*What you need to do*. Go through the entries and transcribe each one exactly, dropping the pictures.

-------- Record extracts

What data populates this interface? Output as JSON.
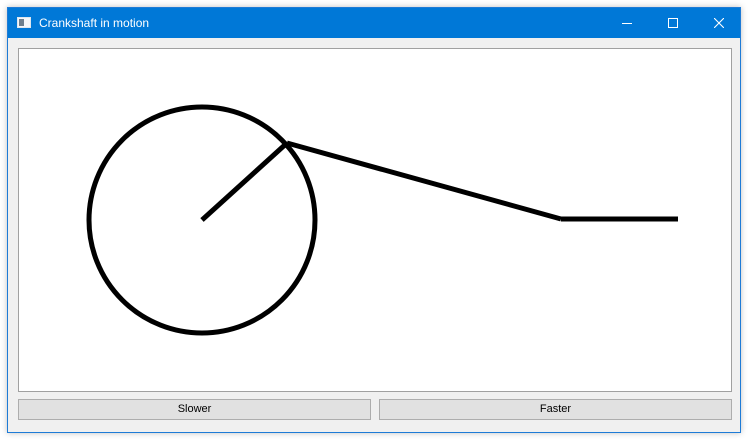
{
  "window": {
    "title": "Crankshaft in motion",
    "titlebar_color": "#0078d7",
    "controls": {
      "minimize_icon": "minimize-icon",
      "maximize_icon": "maximize-icon",
      "close_icon": "close-icon"
    }
  },
  "drawing": {
    "stroke_color": "#000000",
    "parts": [
      "crank-wheel",
      "crank-arm",
      "connecting-rod",
      "piston-rod"
    ]
  },
  "buttons": {
    "slower_label": "Slower",
    "faster_label": "Faster"
  }
}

----------------

*Final result*.
What data populates this interface? Output as JSON.
{
  "window": {
    "title": "Crankshaft in motion",
    "titlebar_color": "#0078d7",
    "controls": {
      "minimize_icon": "minimize-icon",
      "maximize_icon": "maximize-icon",
      "close_icon": "close-icon"
    }
  },
  "drawing": {
    "stroke_color": "#000000",
    "parts": [
      "crank-wheel",
      "crank-arm",
      "connecting-rod",
      "piston-rod"
    ]
  },
  "buttons": {
    "slower_label": "Slower",
    "faster_label": "Faster"
  }
}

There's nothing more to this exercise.